Start GIVEN DATA
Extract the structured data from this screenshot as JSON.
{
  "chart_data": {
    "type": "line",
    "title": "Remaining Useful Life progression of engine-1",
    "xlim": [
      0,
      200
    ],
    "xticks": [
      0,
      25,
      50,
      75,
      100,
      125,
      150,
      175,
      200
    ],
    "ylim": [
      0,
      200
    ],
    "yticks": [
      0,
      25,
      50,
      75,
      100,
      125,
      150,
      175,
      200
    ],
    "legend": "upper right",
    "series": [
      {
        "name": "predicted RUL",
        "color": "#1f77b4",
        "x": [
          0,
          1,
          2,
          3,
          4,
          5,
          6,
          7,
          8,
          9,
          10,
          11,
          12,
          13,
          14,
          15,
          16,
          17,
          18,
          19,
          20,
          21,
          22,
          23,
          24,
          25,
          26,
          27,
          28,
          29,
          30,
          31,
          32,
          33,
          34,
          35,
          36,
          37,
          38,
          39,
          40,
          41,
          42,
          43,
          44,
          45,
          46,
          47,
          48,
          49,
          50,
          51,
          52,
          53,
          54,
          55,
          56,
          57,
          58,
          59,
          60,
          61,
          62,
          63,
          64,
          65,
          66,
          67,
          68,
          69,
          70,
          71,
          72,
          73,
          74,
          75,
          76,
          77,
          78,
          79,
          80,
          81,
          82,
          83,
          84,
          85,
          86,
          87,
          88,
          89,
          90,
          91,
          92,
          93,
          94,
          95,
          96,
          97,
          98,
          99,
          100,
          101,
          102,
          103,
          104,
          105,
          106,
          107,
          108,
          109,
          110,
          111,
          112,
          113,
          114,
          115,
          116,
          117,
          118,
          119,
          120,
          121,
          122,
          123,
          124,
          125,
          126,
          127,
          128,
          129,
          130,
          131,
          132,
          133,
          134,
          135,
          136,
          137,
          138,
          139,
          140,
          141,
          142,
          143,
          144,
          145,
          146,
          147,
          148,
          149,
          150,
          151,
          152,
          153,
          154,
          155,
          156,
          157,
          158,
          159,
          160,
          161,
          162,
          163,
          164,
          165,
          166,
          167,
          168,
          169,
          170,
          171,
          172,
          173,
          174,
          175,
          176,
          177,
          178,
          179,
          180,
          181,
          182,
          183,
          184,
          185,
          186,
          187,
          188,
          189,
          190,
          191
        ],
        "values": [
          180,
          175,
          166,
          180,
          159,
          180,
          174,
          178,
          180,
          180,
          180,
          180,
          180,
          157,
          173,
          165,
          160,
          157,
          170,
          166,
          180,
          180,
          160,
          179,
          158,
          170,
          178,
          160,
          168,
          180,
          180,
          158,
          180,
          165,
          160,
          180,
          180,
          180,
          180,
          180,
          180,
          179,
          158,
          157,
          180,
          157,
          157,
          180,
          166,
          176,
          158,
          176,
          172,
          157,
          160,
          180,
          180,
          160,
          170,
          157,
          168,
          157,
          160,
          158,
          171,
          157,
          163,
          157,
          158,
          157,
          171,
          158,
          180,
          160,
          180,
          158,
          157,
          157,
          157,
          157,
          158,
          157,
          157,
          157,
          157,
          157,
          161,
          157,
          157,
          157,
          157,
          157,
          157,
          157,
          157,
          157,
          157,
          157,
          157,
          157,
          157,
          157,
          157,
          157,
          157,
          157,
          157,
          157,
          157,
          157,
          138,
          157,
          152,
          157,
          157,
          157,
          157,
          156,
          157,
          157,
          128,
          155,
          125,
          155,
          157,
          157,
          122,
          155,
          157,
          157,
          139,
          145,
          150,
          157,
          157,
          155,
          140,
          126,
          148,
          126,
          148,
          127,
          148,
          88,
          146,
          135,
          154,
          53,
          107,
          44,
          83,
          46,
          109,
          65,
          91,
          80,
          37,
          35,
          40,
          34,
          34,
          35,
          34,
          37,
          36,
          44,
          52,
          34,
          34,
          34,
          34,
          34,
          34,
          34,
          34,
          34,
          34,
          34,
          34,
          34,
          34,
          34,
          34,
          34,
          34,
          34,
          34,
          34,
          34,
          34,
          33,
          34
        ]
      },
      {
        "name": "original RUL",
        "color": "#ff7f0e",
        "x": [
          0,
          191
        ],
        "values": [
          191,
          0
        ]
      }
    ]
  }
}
End GIVEN DATA
**BRIEF:**
Return the material exactly as it stands.

**WORKED SOLUTION:**
Extract the structured data from this screenshot as JSON.
{
  "chart_data": {
    "type": "line",
    "title": "Remaining Useful Life progression of engine-1",
    "xlim": [
      0,
      200
    ],
    "xticks": [
      0,
      25,
      50,
      75,
      100,
      125,
      150,
      175,
      200
    ],
    "ylim": [
      0,
      200
    ],
    "yticks": [
      0,
      25,
      50,
      75,
      100,
      125,
      150,
      175,
      200
    ],
    "legend": "upper right",
    "series": [
      {
        "name": "predicted RUL",
        "color": "#1f77b4",
        "x": [
          0,
          1,
          2,
          3,
          4,
          5,
          6,
          7,
          8,
          9,
          10,
          11,
          12,
          13,
          14,
          15,
          16,
          17,
          18,
          19,
          20,
          21,
          22,
          23,
          24,
          25,
          26,
          27,
          28,
          29,
          30,
          31,
          32,
          33,
          34,
          35,
          36,
          37,
          38,
          39,
          40,
          41,
          42,
          43,
          44,
          45,
          46,
          47,
          48,
          49,
          50,
          51,
          52,
          53,
          54,
          55,
          56,
          57,
          58,
          59,
          60,
          61,
          62,
          63,
          64,
          65,
          66,
          67,
          68,
          69,
          70,
          71,
          72,
          73,
          74,
          75,
          76,
          77,
          78,
          79,
          80,
          81,
          82,
          83,
          84,
          85,
          86,
          87,
          88,
          89,
          90,
          91,
          92,
          93,
          94,
          95,
          96,
          97,
          98,
          99,
          100,
          101,
          102,
          103,
          104,
          105,
          106,
          107,
          108,
          109,
          110,
          111,
          112,
          113,
          114,
          115,
          116,
          117,
          118,
          119,
          120,
          121,
          122,
          123,
          124,
          125,
          126,
          127,
          128,
          129,
          130,
          131,
          132,
          133,
          134,
          135,
          136,
          137,
          138,
          139,
          140,
          141,
          142,
          143,
          144,
          145,
          146,
          147,
          148,
          149,
          150,
          151,
          152,
          153,
          154,
          155,
          156,
          157,
          158,
          159,
          160,
          161,
          162,
          163,
          164,
          165,
          166,
          167,
          168,
          169,
          170,
          171,
          172,
          173,
          174,
          175,
          176,
          177,
          178,
          179,
          180,
          181,
          182,
          183,
          184,
          185,
          186,
          187,
          188,
          189,
          190,
          191
        ],
        "values": [
          180,
          175,
          166,
          180,
          159,
          180,
          174,
          178,
          180,
          180,
          180,
          180,
          180,
          157,
          173,
          165,
          160,
          157,
          170,
          166,
          180,
          180,
          160,
          179,
          158,
          170,
          178,
          160,
          168,
          180,
          180,
          158,
          180,
          165,
          160,
          180,
          180,
          180,
          180,
          180,
          180,
          179,
          158,
          157,
          180,
          157,
          157,
          180,
          166,
          176,
          158,
          176,
          172,
          157,
          160,
          180,
          180,
          160,
          170,
          157,
          168,
          157,
          160,
          158,
          171,
          157,
          163,
          157,
          158,
          157,
          171,
          158,
          180,
          160,
          180,
          158,
          157,
          157,
          157,
          157,
          158,
          157,
          157,
          157,
          157,
          157,
          161,
          157,
          157,
          157,
          157,
          157,
          157,
          157,
          157,
          157,
          157,
          157,
          157,
          157,
          157,
          157,
          157,
          157,
          157,
          157,
          157,
          157,
          157,
          157,
          138,
          157,
          152,
          157,
          157,
          157,
          157,
          156,
          157,
          157,
          128,
          155,
          125,
          155,
          157,
          157,
          122,
          155,
          157,
          157,
          139,
          145,
          150,
          157,
          157,
          155,
          140,
          126,
          148,
          126,
          148,
          127,
          148,
          88,
          146,
          135,
          154,
          53,
          107,
          44,
          83,
          46,
          109,
          65,
          91,
          80,
          37,
          35,
          40,
          34,
          34,
          35,
          34,
          37,
          36,
          44,
          52,
          34,
          34,
          34,
          34,
          34,
          34,
          34,
          34,
          34,
          34,
          34,
          34,
          34,
          34,
          34,
          34,
          34,
          34,
          34,
          34,
          34,
          34,
          34,
          33,
          34
        ]
      },
      {
        "name": "original RUL",
        "color": "#ff7f0e",
        "x": [
          0,
          191
        ],
        "values": [
          191,
          0
        ]
      }
    ]
  }
}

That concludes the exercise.